TASK DETAILS: Go through the records and show each line where the word "this" occurs.

============================================================

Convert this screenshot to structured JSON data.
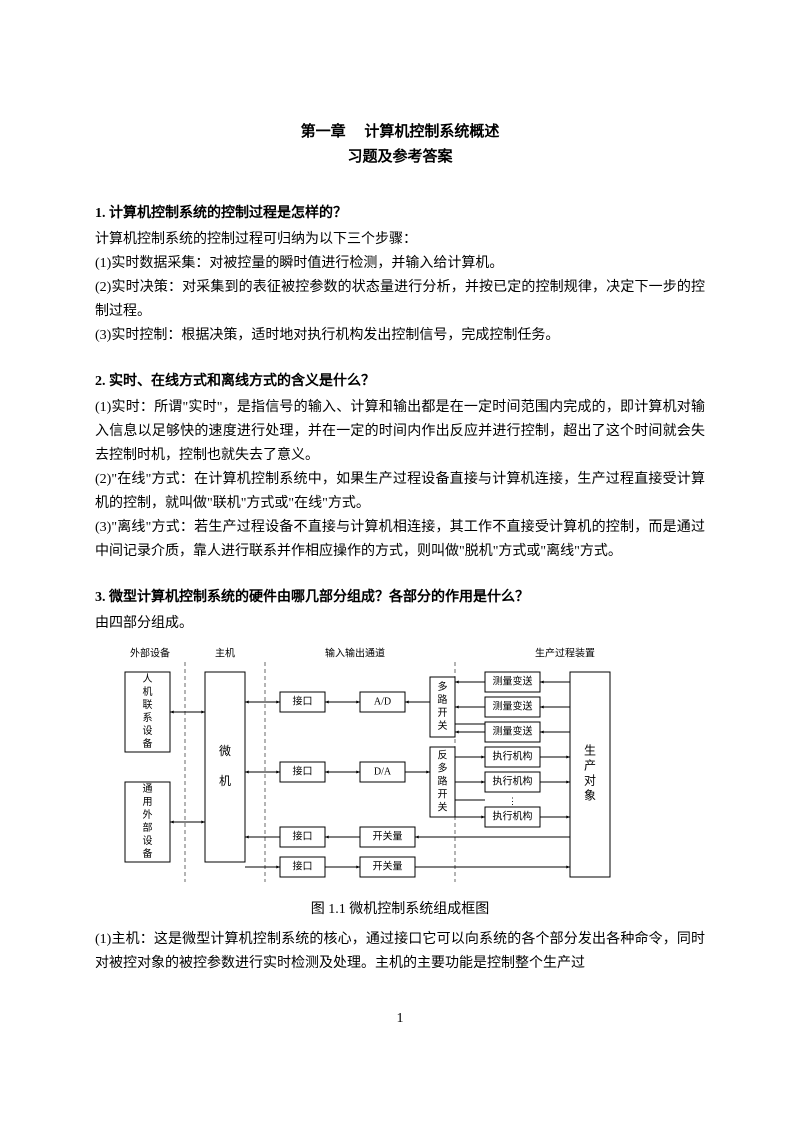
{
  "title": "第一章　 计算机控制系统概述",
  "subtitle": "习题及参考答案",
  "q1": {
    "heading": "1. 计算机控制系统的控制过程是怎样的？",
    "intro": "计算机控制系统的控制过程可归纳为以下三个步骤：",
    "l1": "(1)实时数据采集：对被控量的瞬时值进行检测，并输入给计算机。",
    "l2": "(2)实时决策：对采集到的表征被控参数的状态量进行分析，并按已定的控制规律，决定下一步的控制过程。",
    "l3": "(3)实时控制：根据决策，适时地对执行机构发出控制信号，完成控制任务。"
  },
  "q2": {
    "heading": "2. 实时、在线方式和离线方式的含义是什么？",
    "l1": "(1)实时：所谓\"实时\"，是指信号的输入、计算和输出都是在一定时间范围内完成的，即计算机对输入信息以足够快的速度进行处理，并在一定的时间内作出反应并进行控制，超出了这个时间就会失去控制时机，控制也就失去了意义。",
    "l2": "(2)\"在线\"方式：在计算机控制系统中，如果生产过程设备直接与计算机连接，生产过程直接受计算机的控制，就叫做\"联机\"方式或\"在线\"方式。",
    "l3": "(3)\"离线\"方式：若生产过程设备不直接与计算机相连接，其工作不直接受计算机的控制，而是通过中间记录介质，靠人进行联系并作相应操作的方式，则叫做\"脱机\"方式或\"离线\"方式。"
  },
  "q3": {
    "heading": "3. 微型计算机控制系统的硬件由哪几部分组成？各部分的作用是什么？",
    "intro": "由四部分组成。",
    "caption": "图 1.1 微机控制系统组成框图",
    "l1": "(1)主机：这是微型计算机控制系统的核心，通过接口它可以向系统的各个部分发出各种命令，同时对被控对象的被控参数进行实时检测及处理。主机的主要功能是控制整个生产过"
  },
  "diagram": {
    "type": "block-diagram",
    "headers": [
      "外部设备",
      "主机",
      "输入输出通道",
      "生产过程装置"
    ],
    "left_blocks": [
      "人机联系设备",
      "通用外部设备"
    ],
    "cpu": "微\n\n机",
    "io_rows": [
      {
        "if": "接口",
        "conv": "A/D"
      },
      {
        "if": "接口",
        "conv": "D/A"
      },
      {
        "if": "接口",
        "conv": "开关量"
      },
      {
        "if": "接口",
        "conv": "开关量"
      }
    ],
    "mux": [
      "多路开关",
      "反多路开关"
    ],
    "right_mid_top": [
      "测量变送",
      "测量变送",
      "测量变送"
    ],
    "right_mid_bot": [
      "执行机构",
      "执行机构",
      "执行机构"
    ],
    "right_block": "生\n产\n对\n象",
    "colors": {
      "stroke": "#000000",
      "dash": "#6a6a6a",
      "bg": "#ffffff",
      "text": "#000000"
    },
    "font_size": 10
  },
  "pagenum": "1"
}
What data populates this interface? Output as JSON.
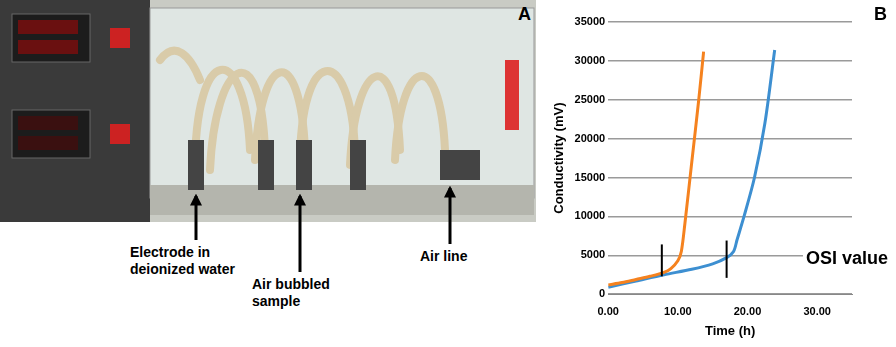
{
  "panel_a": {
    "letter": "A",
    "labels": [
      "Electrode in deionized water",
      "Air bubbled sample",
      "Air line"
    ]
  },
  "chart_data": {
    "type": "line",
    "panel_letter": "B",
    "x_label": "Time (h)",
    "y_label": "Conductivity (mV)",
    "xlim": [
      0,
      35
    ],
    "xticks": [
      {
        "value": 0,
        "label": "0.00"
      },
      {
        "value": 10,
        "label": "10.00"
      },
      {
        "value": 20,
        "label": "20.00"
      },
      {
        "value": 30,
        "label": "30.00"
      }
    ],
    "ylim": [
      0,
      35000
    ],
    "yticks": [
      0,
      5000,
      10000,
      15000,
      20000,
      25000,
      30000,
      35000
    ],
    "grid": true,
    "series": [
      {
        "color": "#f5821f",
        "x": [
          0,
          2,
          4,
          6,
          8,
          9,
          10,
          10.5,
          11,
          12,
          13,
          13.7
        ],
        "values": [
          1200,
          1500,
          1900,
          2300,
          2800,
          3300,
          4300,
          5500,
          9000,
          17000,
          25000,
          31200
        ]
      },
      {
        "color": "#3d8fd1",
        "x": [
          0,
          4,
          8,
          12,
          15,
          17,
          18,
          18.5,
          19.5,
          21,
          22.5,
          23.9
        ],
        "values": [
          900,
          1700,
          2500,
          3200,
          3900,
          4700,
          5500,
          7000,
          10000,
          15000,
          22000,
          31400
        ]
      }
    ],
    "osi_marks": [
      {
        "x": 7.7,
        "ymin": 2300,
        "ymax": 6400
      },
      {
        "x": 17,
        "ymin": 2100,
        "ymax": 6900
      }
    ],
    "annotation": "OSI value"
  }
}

============================================================

SOLVED EXERCISE:
Convert this screenshot to structured JSON data.
What data populates this interface? Output as JSON.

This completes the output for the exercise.